(Reading text):

____________

Stories have different genres and styles: mystery, romance, thriller, sci-fi, etc. Similarly, graphics have different formats, different ways of presenting information.

Consider these graphics:
Source
Source this blog
The caption
From Andy Z
From Andy Z
From Andy Z, Source
From Andy Z
source
heat map
Another heat map
Parallel Coordinates
Stacked Bar Chart
Trying too hard!

There is great diversity here. The various graphics have different formats, use different symbols, differ in complexity. Some have bars, some have lines, some have trees, some vary color over an area. Each one of the graphics was thought by the person who created it to convey a message effectively for a given purpose. The purpose might have been to organize data or — in the worst cases — to decorative. The designer might have displayed good judgement or bad; the graphic might be effective or not.

To make effective graphics, it helps to be able to think about the different kinds of graphics and which kinds might advance your purpose. But what is the meaning of “different kinds of graphics”?

To get a start, look carefully at the collection and try to identify sets of individual graphs that have something important in common about the way they present data. Try to imagine the sort of data that might have gone in to making the graphs.

The Grammar of Graphics

English grammar (and that of other languages) is often used to identify which structures are correct and which incorrect. This is a normative or prescriptive use. For instance, here is a correct sentence:

“Four horses pulled the king’s carriage.”

versus

“King four’s carriage horses.”

“Amy gave Bill a pen.”

And here is a another expression that uses many of the same words:

“Pen Bill Amy a.”

The first is comprehensible; a real sentence. It follows the rules of English grammar for a sentence. This one has a noun, a verb, a direct and indirect object. The second does not: it is just a set of words.

There’s another use for grammar: to identify the roles of different words or phrases and help in the construction of complex expressions. You can use grammar to take a sentence apart — noun, verb, object — and then create more complex or detailed sentences by substituting new expressions for the old ones. “Amy gave Bill a pen,” might be restyled, “The girl from the soccer team ended up handing over the red ballpoint to her friend.”

“Four weary old horses reluctantly dragged the worn-out carriage.”

“Horses pulled four kings’ carriages.”

New Changing the sentence, for instance putting modifiers such as “four” or “weary” changes the meaning of the sentence. Some such changes improve the expressiveness of the sentence, others obscure or deceive.

____________

(Dataset rows)
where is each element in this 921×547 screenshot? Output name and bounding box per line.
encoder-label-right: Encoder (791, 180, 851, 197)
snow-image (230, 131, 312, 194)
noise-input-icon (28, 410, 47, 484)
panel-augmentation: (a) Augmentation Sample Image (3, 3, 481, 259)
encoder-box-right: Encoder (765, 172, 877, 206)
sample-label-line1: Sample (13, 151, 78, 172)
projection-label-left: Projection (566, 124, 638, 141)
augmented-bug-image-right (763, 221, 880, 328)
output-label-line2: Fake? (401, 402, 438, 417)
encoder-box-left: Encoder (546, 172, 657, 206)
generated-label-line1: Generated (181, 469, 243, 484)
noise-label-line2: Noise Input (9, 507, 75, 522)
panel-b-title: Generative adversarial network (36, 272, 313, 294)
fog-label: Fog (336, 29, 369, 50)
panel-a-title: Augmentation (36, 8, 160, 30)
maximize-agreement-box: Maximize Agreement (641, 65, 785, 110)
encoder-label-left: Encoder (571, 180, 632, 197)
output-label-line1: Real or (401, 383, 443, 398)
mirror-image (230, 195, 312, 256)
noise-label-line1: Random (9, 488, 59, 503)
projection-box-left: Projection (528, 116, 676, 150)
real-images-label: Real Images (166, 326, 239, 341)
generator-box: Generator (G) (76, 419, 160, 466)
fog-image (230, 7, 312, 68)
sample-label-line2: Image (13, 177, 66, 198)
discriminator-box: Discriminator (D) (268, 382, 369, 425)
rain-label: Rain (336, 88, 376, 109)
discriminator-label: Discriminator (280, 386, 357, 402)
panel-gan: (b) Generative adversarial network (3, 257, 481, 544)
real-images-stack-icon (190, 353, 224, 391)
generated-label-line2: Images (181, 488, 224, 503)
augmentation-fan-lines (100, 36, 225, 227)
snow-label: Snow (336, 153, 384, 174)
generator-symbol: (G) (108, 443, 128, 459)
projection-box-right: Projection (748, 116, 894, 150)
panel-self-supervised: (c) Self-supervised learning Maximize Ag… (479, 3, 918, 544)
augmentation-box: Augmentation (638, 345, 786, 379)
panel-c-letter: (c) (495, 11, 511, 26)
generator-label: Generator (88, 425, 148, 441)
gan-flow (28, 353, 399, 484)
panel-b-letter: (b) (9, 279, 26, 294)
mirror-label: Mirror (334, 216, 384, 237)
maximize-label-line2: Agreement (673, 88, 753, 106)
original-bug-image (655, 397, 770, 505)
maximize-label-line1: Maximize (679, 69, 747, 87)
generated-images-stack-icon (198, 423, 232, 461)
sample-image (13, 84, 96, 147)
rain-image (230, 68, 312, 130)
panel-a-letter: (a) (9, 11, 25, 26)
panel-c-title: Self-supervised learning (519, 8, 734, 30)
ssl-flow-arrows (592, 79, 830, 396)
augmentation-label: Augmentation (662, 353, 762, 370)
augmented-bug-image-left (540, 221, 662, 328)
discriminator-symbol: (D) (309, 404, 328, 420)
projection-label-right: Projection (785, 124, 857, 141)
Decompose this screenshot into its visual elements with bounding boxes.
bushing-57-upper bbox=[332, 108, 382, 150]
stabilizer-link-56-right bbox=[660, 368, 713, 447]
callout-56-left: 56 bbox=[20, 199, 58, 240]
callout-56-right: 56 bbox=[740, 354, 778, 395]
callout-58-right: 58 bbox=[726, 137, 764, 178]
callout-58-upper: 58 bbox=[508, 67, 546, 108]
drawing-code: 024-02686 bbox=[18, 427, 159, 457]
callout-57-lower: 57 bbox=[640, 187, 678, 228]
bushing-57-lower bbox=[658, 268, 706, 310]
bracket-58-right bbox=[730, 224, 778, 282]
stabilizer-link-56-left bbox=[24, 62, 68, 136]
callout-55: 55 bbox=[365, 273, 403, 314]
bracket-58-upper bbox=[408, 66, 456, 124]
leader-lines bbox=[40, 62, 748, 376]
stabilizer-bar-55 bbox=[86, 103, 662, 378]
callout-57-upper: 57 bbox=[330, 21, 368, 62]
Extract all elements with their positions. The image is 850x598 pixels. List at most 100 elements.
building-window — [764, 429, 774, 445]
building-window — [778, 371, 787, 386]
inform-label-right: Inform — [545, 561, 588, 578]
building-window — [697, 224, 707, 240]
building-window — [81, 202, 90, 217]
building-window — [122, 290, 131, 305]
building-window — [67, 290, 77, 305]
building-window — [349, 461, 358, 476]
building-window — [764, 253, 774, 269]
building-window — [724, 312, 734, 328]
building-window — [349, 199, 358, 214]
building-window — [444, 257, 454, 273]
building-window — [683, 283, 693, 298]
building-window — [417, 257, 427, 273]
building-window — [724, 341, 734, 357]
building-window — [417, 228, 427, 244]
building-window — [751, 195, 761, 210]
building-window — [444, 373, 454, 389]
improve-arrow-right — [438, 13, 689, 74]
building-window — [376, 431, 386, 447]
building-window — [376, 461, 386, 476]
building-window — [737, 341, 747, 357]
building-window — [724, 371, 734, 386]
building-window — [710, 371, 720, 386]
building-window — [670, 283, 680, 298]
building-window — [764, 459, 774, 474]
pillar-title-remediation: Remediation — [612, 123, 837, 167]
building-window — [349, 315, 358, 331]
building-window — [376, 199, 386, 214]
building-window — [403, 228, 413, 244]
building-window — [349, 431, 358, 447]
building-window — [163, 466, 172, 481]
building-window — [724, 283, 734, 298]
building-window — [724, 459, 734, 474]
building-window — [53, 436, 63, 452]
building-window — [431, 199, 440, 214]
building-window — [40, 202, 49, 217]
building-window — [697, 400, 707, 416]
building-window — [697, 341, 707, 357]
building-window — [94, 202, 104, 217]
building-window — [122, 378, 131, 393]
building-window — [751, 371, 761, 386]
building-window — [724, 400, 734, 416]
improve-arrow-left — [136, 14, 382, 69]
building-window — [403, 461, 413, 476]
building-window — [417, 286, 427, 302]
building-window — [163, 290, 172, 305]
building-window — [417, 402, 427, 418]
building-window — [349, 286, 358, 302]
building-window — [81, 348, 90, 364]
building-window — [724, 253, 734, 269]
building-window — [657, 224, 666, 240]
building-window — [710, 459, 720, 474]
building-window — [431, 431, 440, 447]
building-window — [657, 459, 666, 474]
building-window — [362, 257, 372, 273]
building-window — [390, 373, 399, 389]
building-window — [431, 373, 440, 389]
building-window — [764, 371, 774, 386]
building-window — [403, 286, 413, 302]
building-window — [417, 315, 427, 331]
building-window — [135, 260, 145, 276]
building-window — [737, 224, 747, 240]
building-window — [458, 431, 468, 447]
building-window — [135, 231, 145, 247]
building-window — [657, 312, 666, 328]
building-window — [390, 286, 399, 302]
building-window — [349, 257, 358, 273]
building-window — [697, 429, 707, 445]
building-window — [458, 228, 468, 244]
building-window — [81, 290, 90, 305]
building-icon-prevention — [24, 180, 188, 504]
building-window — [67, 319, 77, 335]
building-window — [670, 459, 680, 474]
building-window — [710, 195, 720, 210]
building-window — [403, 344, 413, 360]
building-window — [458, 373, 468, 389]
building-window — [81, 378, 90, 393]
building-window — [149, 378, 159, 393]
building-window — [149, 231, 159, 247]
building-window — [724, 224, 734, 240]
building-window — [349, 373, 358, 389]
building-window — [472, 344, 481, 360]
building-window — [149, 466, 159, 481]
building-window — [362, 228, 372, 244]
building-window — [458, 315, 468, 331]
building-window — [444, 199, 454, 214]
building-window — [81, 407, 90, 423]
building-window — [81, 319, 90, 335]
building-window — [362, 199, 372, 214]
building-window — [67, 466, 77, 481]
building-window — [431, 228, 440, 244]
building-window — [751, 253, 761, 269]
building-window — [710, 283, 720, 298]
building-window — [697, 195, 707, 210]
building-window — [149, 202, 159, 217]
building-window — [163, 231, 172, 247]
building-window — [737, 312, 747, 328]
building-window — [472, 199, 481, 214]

____________

(Objective):
Extend the piece on the grammar of graphics by writing the passage that follows its final sentence.

(Answer to this exercise):
A grammar of graphics has been proposed [Wilkinson, L. (2005),The Grammar of Graphics(2nd ed.). Statistics and Computing, New York: Springer] that enables graphics to be taken apart and put together. One use for such a grammar is to enable people to describe the graphics they want so that computer can do the drawing. The description has to be precise and unambiguous. The use of grammar to define the interface between people and computers is important, [Wickham, A layered grammar of graphics.] particularly for software designers [Ref: ggplot2]

A grammar is also useful for the purpose of designing and thinking about graphics. Among other things, it allows the designer to identify broad types of the components of graphics and to consider how to replace a given form of a component for one that might be better suited for the purpose at hand. Taking apart the sentence, “Amy gave Bill a pen,” allows you to think about how you might make the sentence more effective for your purpose. Noun, verb, indirect object, direct object. So “Amy” can be replaced with “The girl from the soccer team,” or “the teacher,” or “the sales clerk,” among the infinity of possibilities. All of the possibilities play the role of a noun; some of them might accurately describe the situation. Similarly, you might replace the verb (past tense) “gave” with another form of verb phrase that can take a direct and indirect object: “handed,” “will present”, “had given”, “will have had given,” etc.

Once you know that “Amy” is a noun, you can think about what other noun phrases might be more appropriate. The grammar allows you to avoid limiting yourself. For instance, a noun doesn’t have to be a person: “The dispenser gave Bill a pen.”

Usually when describing data-driven graphics [[is that a good name, data-driven]], people resort to naming the objects — scatter plot, histogram, bar plot, pie chart, maps, etc. — and describing the quantities or categories to be rendered: make a scatter plot of weight versus age.

As you’ll see, it can help to have more general categories. The categories and components to be used here may seem at first to be abstract and counter-intuitive. For instance, scatterplots, bar plots, pie charts and maps are all different forms of the same kind of entity, even though they look very different.

Glyphs, Frames, and Fields

Maybe it’s old fashioned, but start with a piece of paper. You’re going to draw a data-driven graphic, and you have the data at hand in the form of a data table, for instance:

Age Height Sex Sport
34 180 M Basketball

and so on.

You might have any of several motivations for making the graph. Suppose the goal of the graph is to demonstrate the relationship between height, weight, and sport played.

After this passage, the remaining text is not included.